┌─ Excerpted data

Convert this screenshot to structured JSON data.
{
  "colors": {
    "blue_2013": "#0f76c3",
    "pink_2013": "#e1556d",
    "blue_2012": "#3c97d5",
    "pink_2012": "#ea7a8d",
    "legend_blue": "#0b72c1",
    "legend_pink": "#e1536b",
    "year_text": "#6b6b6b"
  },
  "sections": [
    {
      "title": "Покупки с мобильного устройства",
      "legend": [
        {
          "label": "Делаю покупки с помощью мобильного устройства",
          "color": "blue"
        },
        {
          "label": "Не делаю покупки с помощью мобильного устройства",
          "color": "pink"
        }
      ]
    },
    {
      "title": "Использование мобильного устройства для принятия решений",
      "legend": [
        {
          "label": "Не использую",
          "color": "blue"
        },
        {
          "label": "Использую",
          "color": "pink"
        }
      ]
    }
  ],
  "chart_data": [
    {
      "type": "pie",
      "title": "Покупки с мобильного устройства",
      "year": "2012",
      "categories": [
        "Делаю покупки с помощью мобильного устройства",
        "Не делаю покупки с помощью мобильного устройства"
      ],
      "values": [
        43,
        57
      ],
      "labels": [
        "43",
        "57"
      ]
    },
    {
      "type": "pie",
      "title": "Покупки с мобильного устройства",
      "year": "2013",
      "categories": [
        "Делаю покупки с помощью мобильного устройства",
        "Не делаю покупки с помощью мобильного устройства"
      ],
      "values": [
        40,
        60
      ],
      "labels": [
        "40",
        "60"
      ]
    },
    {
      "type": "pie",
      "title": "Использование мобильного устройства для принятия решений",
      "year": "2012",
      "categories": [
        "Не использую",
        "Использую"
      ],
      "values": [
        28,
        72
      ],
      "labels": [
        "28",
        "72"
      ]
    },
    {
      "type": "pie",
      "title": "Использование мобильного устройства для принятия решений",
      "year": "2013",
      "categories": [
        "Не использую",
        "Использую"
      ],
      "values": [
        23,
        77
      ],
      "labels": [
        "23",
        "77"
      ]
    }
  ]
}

└─

• Stated goal: The entries above must be returned exactly.

• Result of this task:
Convert this screenshot to structured JSON data.
{
  "colors": {
    "blue_2013": "#0f76c3",
    "pink_2013": "#e1556d",
    "blue_2012": "#3c97d5",
    "pink_2012": "#ea7a8d",
    "legend_blue": "#0b72c1",
    "legend_pink": "#e1536b",
    "year_text": "#6b6b6b"
  },
  "sections": [
    {
      "title": "Покупки с мобильного устройства",
      "legend": [
        {
          "label": "Делаю покупки с помощью мобильного устройства",
          "color": "blue"
        },
        {
          "label": "Не делаю покупки с помощью мобильного устройства",
          "color": "pink"
        }
      ]
    },
    {
      "title": "Использование мобильного устройства для принятия решений",
      "legend": [
        {
          "label": "Не использую",
          "color": "blue"
        },
        {
          "label": "Использую",
          "color": "pink"
        }
      ]
    }
  ],
  "chart_data": [
    {
      "type": "pie",
      "title": "Покупки с мобильного устройства",
      "year": "2012",
      "categories": [
        "Делаю покупки с помощью мобильного устройства",
        "Не делаю покупки с помощью мобильного устройства"
      ],
      "values": [
        43,
        57
      ],
      "labels": [
        "43",
        "57"
      ]
    },
    {
      "type": "pie",
      "title": "Покупки с мобильного устройства",
      "year": "2013",
      "categories": [
        "Делаю покупки с помощью мобильного устройства",
        "Не делаю покупки с помощью мобильного устройства"
      ],
      "values": [
        40,
        60
      ],
      "labels": [
        "40",
        "60"
      ]
    },
    {
      "type": "pie",
      "title": "Использование мобильного устройства для принятия решений",
      "year": "2012",
      "categories": [
        "Не использую",
        "Использую"
      ],
      "values": [
        28,
        72
      ],
      "labels": [
        "28",
        "72"
      ]
    },
    {
      "type": "pie",
      "title": "Использование мобильного устройства для принятия решений",
      "year": "2013",
      "categories": [
        "Не использую",
        "Использую"
      ],
      "values": [
        23,
        77
      ],
      "labels": [
        "23",
        "77"
      ]
    }
  ]
}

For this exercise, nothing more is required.